Scan the material below for the string "αρέσει", and copy every line where it shows up.

### INPUT DATA
# # # # #

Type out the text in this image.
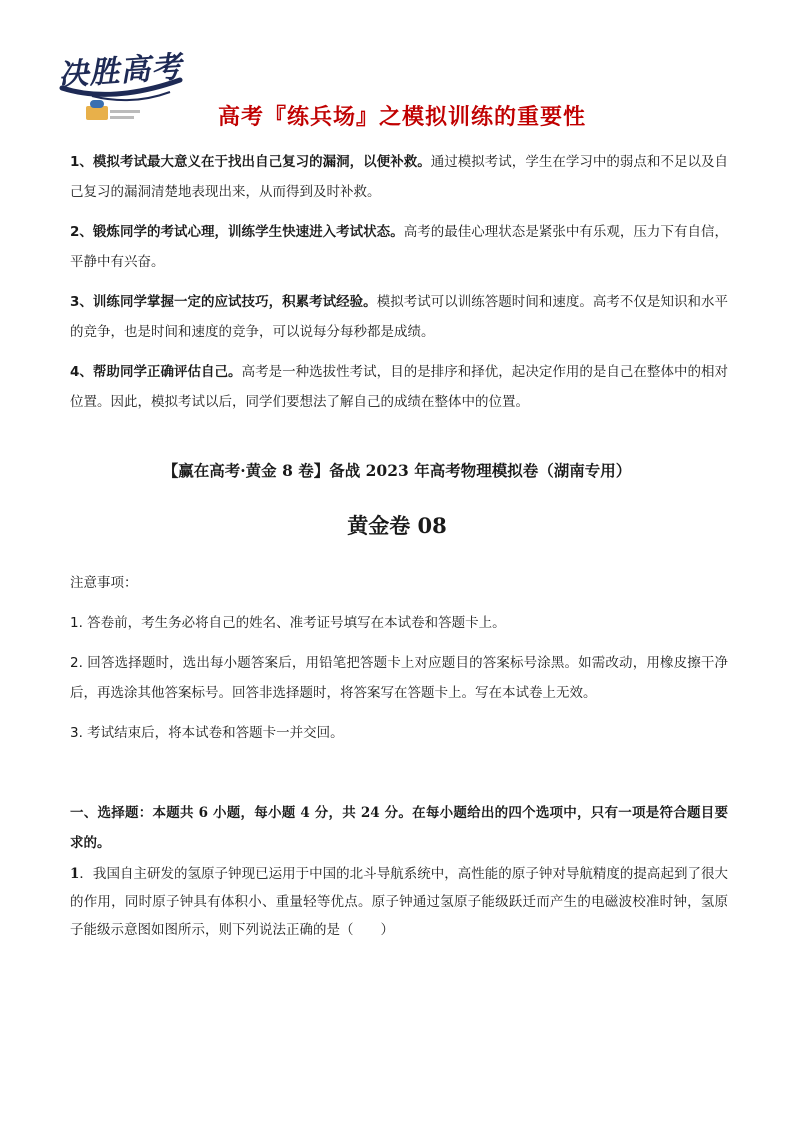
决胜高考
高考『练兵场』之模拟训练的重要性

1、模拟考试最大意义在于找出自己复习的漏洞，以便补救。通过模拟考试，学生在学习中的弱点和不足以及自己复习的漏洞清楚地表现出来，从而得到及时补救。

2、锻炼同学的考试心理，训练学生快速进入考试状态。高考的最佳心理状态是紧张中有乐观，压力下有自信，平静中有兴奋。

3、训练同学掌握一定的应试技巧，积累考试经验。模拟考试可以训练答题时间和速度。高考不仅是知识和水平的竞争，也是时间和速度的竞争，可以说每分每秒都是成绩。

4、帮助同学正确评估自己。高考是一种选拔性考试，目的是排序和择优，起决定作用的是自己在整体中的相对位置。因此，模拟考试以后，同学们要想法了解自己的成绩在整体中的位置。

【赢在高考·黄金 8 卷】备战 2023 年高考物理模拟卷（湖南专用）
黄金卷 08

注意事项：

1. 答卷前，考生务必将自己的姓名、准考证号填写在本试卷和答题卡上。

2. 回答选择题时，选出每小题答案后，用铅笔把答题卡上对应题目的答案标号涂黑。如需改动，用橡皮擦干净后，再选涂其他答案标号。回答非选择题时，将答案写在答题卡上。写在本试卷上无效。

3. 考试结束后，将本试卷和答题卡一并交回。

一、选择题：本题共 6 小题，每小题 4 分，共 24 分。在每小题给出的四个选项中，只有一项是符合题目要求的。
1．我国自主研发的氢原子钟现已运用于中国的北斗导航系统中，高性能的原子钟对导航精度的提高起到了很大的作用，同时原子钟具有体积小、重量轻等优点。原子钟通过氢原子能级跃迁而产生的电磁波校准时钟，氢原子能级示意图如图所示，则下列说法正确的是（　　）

# # # # #

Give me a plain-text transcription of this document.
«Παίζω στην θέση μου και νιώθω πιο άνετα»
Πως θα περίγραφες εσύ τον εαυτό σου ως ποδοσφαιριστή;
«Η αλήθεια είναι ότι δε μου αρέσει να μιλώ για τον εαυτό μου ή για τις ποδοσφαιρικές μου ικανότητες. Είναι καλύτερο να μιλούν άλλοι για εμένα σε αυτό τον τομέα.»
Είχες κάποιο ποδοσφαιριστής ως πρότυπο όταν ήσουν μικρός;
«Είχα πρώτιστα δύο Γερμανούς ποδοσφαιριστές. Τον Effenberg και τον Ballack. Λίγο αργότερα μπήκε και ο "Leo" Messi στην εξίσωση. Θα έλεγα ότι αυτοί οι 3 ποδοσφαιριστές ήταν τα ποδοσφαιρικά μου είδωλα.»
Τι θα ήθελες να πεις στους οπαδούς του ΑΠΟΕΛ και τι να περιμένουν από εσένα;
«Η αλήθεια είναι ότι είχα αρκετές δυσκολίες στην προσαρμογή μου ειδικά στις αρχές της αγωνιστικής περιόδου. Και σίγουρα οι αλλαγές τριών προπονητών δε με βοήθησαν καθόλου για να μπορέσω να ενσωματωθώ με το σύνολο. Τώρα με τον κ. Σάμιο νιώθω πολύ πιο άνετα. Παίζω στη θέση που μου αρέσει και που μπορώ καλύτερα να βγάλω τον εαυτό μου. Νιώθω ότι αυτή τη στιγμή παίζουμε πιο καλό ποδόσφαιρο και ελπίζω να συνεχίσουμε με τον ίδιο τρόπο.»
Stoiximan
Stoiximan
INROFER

# # # # #

### OUTPUT OF THE EXERCISE
«Η αλήθεια είναι ότι δε μου αρέσει να μιλώ για τον εαυτό μου ή για τις ποδοσφαιρικές μου ικανότητες. Είναι καλύτερο να μιλούν άλλοι για εμένα σε αυτό τον τομέα.»
«Η αλήθεια είναι ότι είχα αρκετές δυσκολίες στην προσαρμογή μου ειδικά στις αρχές της αγωνιστικής περιόδου. Και σίγουρα οι αλλαγές τριών προπονητών δε με βοήθησαν καθόλου για να μπορέσω να ενσωματωθώ με το σύνολο. Τώρα με τον κ. Σάμιο νιώθω πολύ πιο άνετα. Παίζω στη θέση που μου αρέσει και που μπορώ καλύτερα να βγάλω τον εαυτό μου. Νιώθω ότι αυτή τη στιγμή παίζουμε πιο καλό ποδόσφαιρο και ελπίζω να συνεχίσουμε με τον ίδιο τρόπο.»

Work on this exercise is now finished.